▶ _WRITTEN EXERCISE_:
Give only a count of the lines that include the string "each".

-*-

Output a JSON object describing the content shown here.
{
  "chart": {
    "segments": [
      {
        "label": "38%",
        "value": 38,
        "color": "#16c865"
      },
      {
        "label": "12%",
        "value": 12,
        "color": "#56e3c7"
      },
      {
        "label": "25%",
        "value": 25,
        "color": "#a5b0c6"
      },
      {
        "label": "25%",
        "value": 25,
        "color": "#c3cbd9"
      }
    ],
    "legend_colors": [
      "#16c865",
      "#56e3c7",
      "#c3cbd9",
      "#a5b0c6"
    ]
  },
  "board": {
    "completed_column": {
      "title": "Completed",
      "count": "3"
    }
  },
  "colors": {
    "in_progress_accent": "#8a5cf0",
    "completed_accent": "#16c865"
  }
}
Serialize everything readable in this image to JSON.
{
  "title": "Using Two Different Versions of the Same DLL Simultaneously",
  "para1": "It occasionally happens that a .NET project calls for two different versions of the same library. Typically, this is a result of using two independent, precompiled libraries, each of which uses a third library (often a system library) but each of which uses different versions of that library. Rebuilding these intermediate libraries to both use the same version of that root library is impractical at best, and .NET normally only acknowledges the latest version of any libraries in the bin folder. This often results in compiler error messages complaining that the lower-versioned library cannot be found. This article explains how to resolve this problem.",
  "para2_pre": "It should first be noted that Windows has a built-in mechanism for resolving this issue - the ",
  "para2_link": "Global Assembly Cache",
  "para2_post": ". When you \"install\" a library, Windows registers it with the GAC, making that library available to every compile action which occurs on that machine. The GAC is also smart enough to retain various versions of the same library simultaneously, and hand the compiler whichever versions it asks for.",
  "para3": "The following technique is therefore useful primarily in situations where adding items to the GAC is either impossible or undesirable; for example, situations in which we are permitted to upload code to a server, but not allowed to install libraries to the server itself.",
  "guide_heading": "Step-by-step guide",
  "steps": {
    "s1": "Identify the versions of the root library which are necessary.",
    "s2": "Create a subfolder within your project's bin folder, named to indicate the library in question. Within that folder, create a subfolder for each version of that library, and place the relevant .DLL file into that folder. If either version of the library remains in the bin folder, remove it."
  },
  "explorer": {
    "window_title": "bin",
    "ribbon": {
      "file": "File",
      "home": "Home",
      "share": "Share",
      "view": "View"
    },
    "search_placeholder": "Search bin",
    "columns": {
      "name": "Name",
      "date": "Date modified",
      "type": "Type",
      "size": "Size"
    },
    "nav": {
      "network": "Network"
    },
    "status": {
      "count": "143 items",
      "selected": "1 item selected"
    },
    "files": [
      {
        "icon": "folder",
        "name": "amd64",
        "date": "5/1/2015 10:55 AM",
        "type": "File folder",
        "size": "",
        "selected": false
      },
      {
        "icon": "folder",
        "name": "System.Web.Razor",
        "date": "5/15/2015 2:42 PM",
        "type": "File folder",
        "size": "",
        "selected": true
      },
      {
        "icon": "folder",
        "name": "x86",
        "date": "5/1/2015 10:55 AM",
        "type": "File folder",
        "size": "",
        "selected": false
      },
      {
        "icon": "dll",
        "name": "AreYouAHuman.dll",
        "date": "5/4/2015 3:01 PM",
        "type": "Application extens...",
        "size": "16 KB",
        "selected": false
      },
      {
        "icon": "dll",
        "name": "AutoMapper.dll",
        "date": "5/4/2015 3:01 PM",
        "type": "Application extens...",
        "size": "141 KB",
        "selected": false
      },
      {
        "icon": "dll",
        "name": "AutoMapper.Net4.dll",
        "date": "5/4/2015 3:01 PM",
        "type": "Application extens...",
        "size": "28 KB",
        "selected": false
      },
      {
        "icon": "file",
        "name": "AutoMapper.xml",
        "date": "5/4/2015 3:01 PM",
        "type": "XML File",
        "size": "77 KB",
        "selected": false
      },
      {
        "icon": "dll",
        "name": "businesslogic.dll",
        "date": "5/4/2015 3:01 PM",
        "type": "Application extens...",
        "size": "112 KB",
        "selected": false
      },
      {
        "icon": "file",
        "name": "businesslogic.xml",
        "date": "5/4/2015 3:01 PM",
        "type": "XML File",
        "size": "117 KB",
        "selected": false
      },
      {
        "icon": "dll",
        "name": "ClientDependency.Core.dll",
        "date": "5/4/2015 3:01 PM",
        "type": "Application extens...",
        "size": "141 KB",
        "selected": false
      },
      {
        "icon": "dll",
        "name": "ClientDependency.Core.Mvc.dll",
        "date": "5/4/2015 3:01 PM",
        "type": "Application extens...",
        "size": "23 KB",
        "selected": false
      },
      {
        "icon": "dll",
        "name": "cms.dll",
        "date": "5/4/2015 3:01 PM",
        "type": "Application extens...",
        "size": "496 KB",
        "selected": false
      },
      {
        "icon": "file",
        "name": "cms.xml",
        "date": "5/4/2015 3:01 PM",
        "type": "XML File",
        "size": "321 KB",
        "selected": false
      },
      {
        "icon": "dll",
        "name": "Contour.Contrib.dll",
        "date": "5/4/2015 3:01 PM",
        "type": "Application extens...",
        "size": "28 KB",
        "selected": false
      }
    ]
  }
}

-*-

▶ _SOLUTION TO THIS EXERCISE_:
2